# Written problem
Extract the complete data exactly as given.

# Saved entries
:::::

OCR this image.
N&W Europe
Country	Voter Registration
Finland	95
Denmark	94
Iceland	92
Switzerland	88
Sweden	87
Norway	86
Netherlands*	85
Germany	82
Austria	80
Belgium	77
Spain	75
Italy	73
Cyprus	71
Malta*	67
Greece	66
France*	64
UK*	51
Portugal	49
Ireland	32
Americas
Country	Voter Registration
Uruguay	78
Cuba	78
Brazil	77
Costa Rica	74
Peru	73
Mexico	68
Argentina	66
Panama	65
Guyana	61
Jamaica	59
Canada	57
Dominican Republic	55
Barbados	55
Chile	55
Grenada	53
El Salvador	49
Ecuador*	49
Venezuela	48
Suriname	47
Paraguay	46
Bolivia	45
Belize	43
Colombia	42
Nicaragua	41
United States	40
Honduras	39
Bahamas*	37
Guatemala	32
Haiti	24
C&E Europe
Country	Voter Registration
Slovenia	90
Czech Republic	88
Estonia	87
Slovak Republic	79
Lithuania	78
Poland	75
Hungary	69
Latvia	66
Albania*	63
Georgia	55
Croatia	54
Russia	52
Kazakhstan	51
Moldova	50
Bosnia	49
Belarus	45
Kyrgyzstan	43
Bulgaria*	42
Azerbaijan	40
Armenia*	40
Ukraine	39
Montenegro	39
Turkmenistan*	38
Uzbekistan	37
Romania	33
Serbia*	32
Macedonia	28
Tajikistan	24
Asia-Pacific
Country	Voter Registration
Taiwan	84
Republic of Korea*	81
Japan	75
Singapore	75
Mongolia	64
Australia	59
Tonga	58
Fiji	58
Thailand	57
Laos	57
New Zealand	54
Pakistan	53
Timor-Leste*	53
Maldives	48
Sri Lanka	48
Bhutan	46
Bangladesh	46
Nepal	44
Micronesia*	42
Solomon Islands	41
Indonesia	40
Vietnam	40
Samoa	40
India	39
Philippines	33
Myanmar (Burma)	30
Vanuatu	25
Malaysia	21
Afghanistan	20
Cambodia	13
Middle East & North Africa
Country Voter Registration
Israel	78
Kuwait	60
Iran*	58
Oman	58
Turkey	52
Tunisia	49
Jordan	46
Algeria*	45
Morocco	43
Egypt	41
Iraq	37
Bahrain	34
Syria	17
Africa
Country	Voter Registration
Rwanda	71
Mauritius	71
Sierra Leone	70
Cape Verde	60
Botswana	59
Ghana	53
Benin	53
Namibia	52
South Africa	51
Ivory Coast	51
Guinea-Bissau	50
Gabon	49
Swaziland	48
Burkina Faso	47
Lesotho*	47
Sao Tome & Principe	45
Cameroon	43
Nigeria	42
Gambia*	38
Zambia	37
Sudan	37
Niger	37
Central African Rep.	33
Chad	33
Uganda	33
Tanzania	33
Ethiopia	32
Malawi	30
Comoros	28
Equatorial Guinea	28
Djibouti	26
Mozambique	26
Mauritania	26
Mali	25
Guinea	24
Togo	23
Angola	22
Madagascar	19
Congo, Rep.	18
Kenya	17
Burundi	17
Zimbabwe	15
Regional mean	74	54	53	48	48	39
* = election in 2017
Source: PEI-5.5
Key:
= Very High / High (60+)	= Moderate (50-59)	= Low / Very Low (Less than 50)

:::::

# Exercise answer
OCR this image.
N&W Europe
Country	Voter Registration
Finland	95
Denmark	94
Iceland	92
Switzerland	88
Sweden	87
Norway	86
Netherlands*	85
Germany	82
Austria	80
Belgium	77
Spain	75
Italy	73
Cyprus	71
Malta*	67
Greece	66
France*	64
UK*	51
Portugal	49
Ireland	32
Americas
Country	Voter Registration
Uruguay	78
Cuba	78
Brazil	77
Costa Rica	74
Peru	73
Mexico	68
Argentina	66
Panama	65
Guyana	61
Jamaica	59
Canada	57
Dominican Republic	55
Barbados	55
Chile	55
Grenada	53
El Salvador	49
Ecuador*	49
Venezuela	48
Suriname	47
Paraguay	46
Bolivia	45
Belize	43
Colombia	42
Nicaragua	41
United States	40
Honduras	39
Bahamas*	37
Guatemala	32
Haiti	24
C&E Europe
Country	Voter Registration
Slovenia	90
Czech Republic	88
Estonia	87
Slovak Republic	79
Lithuania	78
Poland	75
Hungary	69
Latvia	66
Albania*	63
Georgia	55
Croatia	54
Russia	52
Kazakhstan	51
Moldova	50
Bosnia	49
Belarus	45
Kyrgyzstan	43
Bulgaria*	42
Azerbaijan	40
Armenia*	40
Ukraine	39
Montenegro	39
Turkmenistan*	38
Uzbekistan	37
Romania	33
Serbia*	32
Macedonia	28
Tajikistan	24
Asia-Pacific
Country	Voter Registration
Taiwan	84
Republic of Korea*	81
Japan	75
Singapore	75
Mongolia	64
Australia	59
Tonga	58
Fiji	58
Thailand	57
Laos	57
New Zealand	54
Pakistan	53
Timor-Leste*	53
Maldives	48
Sri Lanka	48
Bhutan	46
Bangladesh	46
Nepal	44
Micronesia*	42
Solomon Islands	41
Indonesia	40
Vietnam	40
Samoa	40
India	39
Philippines	33
Myanmar (Burma)	30
Vanuatu	25
Malaysia	21
Afghanistan	20
Cambodia	13
Middle East & North Africa
Country Voter Registration
Israel	78
Kuwait	60
Iran*	58
Oman	58
Turkey	52
Tunisia	49
Jordan	46
Algeria*	45
Morocco	43
Egypt	41
Iraq	37
Bahrain	34
Syria	17
Africa
Country	Voter Registration
Rwanda	71
Mauritius	71
Sierra Leone	70
Cape Verde	60
Botswana	59
Ghana	53
Benin	53
Namibia	52
South Africa	51
Ivory Coast	51
Guinea-Bissau	50
Gabon	49
Swaziland	48
Burkina Faso	47
Lesotho*	47
Sao Tome & Principe	45
Cameroon	43
Nigeria	42
Gambia*	38
Zambia	37
Sudan	37
Niger	37
Central African Rep.	33
Chad	33
Uganda	33
Tanzania	33
Ethiopia	32
Malawi	30
Comoros	28
Equatorial Guinea	28
Djibouti	26
Mozambique	26
Mauritania	26
Mali	25
Guinea	24
Togo	23
Angola	22
Madagascar	19
Congo, Rep.	18
Kenya	17
Burundi	17
Zimbabwe	15
Regional mean	74	54	53	48	48	39
* = election in 2017
Source: PEI-5.5
Key:
= Very High / High (60+)	= Moderate (50-59)	= Low / Very Low (Less than 50)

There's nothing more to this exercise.